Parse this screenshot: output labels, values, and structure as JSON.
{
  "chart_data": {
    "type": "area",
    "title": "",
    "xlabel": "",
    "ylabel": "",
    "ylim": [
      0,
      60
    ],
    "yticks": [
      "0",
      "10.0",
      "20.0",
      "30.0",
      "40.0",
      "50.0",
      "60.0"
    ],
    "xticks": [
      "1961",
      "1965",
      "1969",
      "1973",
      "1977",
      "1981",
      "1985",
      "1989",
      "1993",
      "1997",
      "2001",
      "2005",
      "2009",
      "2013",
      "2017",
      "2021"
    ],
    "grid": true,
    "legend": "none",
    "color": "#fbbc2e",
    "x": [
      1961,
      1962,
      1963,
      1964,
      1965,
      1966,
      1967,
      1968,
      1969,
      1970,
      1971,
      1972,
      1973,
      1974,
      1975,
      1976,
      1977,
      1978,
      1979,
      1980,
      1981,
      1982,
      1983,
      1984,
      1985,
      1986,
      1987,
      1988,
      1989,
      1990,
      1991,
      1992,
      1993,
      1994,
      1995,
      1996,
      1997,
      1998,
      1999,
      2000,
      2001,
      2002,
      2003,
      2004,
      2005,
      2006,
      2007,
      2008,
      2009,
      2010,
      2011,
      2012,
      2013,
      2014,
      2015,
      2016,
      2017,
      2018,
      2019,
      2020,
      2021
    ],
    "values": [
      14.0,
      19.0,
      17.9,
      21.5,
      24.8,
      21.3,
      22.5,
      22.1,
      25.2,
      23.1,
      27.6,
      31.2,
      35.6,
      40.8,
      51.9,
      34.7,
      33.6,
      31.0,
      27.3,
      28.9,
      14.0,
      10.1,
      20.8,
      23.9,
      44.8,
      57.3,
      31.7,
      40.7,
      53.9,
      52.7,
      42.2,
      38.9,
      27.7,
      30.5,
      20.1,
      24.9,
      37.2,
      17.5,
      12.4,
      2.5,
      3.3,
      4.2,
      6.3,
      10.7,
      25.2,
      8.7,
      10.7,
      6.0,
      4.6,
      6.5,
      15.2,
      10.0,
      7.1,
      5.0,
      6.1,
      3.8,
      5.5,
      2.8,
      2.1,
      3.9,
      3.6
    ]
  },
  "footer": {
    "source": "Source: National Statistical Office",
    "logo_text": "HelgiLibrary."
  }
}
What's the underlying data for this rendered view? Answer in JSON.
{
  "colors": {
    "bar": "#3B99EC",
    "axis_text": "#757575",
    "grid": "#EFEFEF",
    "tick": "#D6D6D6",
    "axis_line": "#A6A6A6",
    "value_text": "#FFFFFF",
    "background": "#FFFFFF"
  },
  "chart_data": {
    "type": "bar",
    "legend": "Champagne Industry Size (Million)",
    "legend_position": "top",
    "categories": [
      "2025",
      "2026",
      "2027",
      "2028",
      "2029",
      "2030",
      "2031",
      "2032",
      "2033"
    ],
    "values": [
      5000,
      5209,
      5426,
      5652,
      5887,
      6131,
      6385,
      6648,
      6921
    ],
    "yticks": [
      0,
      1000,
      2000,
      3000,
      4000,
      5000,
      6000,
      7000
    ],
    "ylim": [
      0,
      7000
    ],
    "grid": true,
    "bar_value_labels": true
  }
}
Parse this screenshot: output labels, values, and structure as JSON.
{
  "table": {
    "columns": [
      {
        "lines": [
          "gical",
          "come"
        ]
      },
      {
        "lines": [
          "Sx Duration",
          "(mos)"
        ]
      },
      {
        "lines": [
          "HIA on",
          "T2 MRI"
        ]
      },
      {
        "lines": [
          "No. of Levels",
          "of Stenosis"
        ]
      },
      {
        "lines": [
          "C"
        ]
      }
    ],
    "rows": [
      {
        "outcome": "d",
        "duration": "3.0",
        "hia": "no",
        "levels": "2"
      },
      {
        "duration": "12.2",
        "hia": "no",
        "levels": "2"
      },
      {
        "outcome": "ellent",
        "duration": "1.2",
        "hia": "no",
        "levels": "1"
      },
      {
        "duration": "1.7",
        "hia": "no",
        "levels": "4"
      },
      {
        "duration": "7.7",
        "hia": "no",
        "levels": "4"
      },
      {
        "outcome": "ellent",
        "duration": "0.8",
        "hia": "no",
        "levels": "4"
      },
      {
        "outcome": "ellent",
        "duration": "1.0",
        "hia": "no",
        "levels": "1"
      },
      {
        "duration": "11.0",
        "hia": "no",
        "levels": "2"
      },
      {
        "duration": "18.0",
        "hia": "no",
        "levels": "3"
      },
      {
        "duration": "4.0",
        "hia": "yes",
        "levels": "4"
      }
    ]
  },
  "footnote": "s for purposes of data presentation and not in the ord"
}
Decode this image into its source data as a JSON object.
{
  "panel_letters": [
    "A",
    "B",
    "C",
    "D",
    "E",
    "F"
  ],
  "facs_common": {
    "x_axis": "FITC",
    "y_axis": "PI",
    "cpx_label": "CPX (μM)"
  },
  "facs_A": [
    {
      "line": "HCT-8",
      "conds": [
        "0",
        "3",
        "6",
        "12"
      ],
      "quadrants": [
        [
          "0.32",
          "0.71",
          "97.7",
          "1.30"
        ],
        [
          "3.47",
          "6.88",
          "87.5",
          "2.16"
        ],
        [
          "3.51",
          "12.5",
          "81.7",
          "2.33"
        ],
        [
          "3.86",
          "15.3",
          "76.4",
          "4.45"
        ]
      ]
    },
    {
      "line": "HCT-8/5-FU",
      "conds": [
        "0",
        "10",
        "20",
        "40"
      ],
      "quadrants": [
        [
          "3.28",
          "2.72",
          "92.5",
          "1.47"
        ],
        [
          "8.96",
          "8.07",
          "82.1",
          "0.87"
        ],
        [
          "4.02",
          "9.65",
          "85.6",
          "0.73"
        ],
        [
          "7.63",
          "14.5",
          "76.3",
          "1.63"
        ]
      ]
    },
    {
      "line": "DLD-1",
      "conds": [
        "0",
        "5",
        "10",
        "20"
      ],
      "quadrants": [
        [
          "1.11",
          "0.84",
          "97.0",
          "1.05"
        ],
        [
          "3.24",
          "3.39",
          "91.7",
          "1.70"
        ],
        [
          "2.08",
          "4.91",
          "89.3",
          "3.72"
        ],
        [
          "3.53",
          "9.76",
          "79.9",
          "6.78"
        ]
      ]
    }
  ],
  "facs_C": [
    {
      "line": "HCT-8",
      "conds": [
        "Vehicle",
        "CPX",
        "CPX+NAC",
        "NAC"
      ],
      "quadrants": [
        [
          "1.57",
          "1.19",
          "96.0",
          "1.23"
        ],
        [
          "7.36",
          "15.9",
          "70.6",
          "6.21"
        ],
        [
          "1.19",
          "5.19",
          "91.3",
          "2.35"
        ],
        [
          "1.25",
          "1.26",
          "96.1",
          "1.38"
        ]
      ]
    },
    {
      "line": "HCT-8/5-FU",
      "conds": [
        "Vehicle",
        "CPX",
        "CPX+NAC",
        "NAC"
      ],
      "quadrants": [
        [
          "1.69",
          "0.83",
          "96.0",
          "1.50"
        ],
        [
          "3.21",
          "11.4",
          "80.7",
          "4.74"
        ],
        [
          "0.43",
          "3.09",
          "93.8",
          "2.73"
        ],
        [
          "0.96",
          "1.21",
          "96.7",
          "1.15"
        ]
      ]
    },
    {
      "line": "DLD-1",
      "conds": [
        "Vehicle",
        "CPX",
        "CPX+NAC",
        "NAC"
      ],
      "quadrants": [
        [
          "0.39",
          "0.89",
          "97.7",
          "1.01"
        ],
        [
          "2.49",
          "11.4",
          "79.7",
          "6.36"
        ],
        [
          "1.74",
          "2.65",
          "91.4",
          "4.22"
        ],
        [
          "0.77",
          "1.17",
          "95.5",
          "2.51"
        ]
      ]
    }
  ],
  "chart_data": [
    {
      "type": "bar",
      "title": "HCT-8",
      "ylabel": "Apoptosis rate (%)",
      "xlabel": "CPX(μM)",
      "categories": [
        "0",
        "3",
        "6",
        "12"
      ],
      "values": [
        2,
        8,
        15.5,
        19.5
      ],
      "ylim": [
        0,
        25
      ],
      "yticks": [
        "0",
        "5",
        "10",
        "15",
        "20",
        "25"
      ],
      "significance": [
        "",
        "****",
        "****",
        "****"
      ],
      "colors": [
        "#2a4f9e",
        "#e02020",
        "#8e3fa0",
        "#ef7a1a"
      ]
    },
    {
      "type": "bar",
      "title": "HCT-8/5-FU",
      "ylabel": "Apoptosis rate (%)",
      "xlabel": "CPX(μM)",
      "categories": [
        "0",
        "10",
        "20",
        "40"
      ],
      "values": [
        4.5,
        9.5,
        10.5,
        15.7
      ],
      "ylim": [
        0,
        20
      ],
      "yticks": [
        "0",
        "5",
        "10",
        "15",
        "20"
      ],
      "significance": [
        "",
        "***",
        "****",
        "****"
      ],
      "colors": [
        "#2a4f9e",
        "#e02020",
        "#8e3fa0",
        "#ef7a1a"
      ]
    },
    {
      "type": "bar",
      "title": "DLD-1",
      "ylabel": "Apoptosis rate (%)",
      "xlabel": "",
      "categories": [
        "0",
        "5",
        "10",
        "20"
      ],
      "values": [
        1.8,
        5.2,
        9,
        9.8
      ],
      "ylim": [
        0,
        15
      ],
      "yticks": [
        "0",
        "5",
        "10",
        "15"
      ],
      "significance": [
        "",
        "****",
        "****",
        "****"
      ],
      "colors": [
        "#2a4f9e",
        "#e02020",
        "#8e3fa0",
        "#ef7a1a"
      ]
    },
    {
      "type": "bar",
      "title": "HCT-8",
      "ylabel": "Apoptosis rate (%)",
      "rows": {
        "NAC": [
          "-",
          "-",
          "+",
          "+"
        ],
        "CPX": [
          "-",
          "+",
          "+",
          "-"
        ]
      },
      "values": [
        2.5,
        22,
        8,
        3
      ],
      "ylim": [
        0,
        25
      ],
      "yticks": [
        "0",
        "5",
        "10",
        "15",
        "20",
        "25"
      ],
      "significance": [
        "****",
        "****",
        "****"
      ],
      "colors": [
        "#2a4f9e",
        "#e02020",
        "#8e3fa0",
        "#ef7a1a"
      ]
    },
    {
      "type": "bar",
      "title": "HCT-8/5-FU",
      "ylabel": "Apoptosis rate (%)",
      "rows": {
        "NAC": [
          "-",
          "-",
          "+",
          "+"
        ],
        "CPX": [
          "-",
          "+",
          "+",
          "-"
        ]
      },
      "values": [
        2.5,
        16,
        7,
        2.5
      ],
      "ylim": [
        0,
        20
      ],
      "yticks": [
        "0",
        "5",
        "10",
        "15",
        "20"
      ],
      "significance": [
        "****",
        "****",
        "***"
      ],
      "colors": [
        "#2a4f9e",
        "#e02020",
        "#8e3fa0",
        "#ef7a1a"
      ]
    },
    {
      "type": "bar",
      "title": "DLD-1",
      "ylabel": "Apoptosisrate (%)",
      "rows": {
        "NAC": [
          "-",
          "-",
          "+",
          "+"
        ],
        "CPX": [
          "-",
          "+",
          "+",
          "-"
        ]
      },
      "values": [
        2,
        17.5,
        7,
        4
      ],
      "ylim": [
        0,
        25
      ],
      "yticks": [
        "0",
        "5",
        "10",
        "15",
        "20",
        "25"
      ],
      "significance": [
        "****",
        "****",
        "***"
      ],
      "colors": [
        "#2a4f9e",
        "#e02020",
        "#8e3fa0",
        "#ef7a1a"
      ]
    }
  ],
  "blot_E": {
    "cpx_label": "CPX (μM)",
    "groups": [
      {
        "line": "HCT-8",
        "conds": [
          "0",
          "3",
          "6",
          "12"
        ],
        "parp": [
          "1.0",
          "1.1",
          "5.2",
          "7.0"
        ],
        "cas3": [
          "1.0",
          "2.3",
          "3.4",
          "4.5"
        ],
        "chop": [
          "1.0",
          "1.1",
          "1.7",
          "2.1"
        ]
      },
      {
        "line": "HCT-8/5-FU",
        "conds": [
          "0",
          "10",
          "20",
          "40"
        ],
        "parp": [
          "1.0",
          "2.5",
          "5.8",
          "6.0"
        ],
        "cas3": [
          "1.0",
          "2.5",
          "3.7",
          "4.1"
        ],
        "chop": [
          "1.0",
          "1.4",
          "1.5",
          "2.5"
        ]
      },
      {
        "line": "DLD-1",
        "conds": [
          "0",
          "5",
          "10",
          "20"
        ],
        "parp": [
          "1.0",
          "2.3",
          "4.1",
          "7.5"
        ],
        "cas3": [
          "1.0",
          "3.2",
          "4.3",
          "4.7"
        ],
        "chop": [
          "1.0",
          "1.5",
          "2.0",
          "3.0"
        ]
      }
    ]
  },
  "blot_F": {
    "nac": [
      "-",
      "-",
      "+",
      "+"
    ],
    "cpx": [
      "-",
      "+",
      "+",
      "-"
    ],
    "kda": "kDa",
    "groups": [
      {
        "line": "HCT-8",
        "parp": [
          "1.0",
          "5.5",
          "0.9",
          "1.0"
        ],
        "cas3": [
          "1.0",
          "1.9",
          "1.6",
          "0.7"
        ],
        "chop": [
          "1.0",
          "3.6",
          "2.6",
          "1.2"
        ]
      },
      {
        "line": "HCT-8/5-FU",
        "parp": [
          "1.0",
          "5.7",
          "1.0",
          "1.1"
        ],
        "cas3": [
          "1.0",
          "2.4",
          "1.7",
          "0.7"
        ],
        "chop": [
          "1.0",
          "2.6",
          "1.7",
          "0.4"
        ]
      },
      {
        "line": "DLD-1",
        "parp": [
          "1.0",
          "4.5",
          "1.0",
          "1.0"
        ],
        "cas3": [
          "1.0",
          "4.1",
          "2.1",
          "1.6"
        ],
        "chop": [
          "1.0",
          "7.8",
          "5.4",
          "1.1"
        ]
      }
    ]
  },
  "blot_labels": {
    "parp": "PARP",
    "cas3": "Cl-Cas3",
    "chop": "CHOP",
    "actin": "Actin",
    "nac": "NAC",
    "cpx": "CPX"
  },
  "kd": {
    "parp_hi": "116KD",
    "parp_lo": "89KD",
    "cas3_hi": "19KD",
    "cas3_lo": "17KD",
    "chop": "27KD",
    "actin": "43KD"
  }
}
● ● ● ●
WHAT IS REQUIRED: Filter out all lines lacking the word "JSON" and copy the rest.

FULL SOLUTION:
Parse this screenshot: output labels, values, and structure as JSON.
What's the underlying data for this rendered view? Answer in JSON.
Parse this screenshot: output labels, values, and structure as JSON.
Decode this image into its source data as a JSON object.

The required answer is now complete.